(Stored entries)
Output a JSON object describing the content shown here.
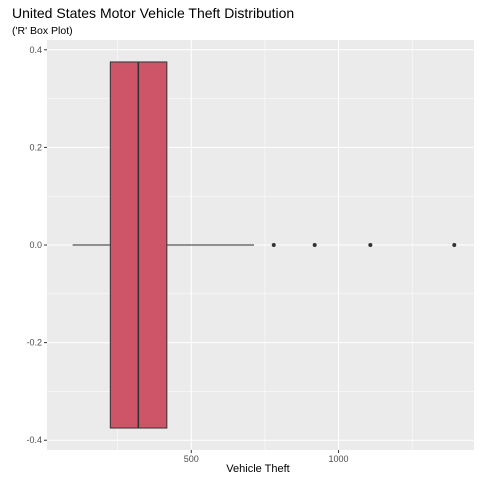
{
  "chart_data": {
    "type": "boxplot",
    "title": "United States Motor Vehicle Theft Distribution",
    "subtitle": "('R' Box Plot)",
    "xlabel": "Vehicle Theft",
    "ylabel": "",
    "orientation": "horizontal",
    "xlim": [
      10,
      1460
    ],
    "ylim": [
      -0.42,
      0.42
    ],
    "x_ticks": [
      500,
      1000
    ],
    "x_minor_ticks": [
      250,
      750,
      1250
    ],
    "y_ticks": [
      -0.4,
      -0.2,
      0.0,
      0.2,
      0.4
    ],
    "y_tick_labels": [
      "-0.4",
      "-0.2",
      "0.0",
      "0.2",
      "0.4"
    ],
    "y_minor_ticks": [
      -0.3,
      -0.1,
      0.1,
      0.3
    ],
    "box": {
      "y_center": 0.0,
      "y_half_width": 0.375,
      "whisker_low": 97,
      "q1": 225,
      "median": 320,
      "q3": 417,
      "whisker_high": 713,
      "outliers": [
        780,
        919,
        1108,
        1393
      ]
    },
    "grid": true,
    "legend": "none",
    "colors": {
      "panel": "#ebebeb",
      "grid": "#ffffff",
      "box_fill": "#cd5567",
      "box_stroke": "#333333",
      "line": "#333333",
      "outlier": "#333333"
    }
  }
}
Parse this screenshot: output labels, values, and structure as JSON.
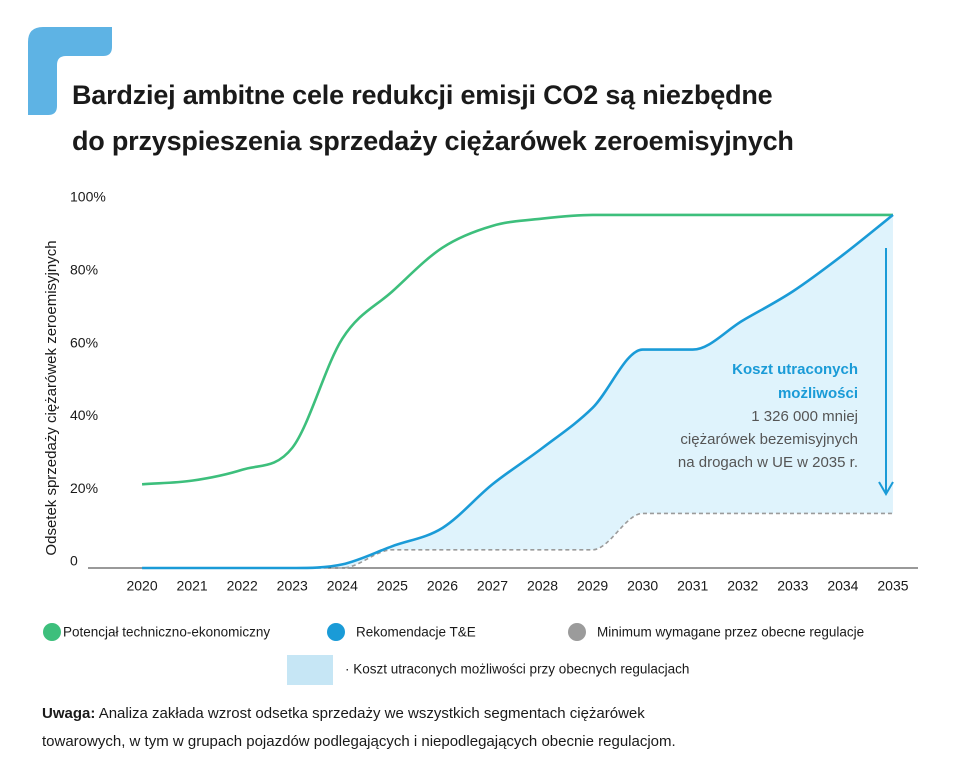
{
  "chart_data": {
    "type": "line",
    "title": [
      "Bardziej ambitne cele redukcji emisji CO2 są niezbędne",
      "do przyspieszenia sprzedaży ciężarówek zeroemisyjnych"
    ],
    "y_label": "Odsetek sprzedaży ciężarówek zeroemisyjnych",
    "x": [
      2020,
      2021,
      2022,
      2023,
      2024,
      2025,
      2026,
      2027,
      2028,
      2029,
      2030,
      2031,
      2032,
      2033,
      2034,
      2035
    ],
    "xlim": [
      2019,
      2035.5
    ],
    "xticks": [
      2020,
      2021,
      2022,
      2023,
      2024,
      2025,
      2026,
      2027,
      2028,
      2029,
      2030,
      2031,
      2032,
      2033,
      2034,
      2035
    ],
    "ylim": [
      0,
      100
    ],
    "yticks": [
      0,
      {
        "value": 20,
        "label": "20%"
      },
      {
        "value": 40,
        "label": "40%"
      },
      {
        "value": 60,
        "label": "60%"
      },
      {
        "value": 80,
        "label": "80%"
      },
      {
        "value": 100,
        "label": "100%"
      }
    ],
    "grid": false,
    "series": [
      {
        "name": "Potencjał techniczno-ekonomiczny",
        "color": "#3dbf7c",
        "style": "solid",
        "values": [
          23,
          24,
          27,
          33,
          63,
          76,
          88,
          94,
          96,
          97,
          97,
          97,
          97,
          97,
          97,
          97
        ]
      },
      {
        "name": "Rekomendacje T&E",
        "color": "#1a9bd7",
        "style": "solid",
        "values": [
          0,
          0,
          0,
          0,
          1,
          6,
          11,
          23,
          33,
          44,
          60,
          60,
          68,
          76,
          86,
          97
        ]
      },
      {
        "name": "Minimum wymagane przez obecne regulacje",
        "color": "#9b9b9b",
        "style": "dashed",
        "values": [
          0,
          0,
          0,
          0,
          0,
          5,
          5,
          5,
          5,
          5,
          15,
          15,
          15,
          15,
          15,
          15
        ]
      }
    ],
    "area": {
      "name": "· Koszt utraconych możliwości przy obecnych regulacjach",
      "color": "#dff3fc",
      "legend_color": "#c6e6f5"
    },
    "annotation": {
      "heading": [
        "Koszt utraconych",
        "możliwości"
      ],
      "lines": [
        "1 326 000 mniej",
        "ciężarówek bezemisyjnych",
        "na drogach w UE w 2035 r."
      ]
    },
    "note_label": "Uwaga:",
    "note": "Analiza zakłada wzrost odsetka sprzedaży we wszystkich segmentach ciężarówek towarowych, w tym w grupach pojazdów podlegających i niepodlegających obecnie regulacjom."
  }
}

TO DO: Look through the listing and extract every line with "name" in it.

COMPLETE ANSWER:
        "name": "Potencjał techniczno-ekonomiczny",
        "name": "Rekomendacje T&E",
        "name": "Minimum wymagane przez obecne regulacje",
      "name": "· Koszt utraconych możliwości przy obecnych regulacjach",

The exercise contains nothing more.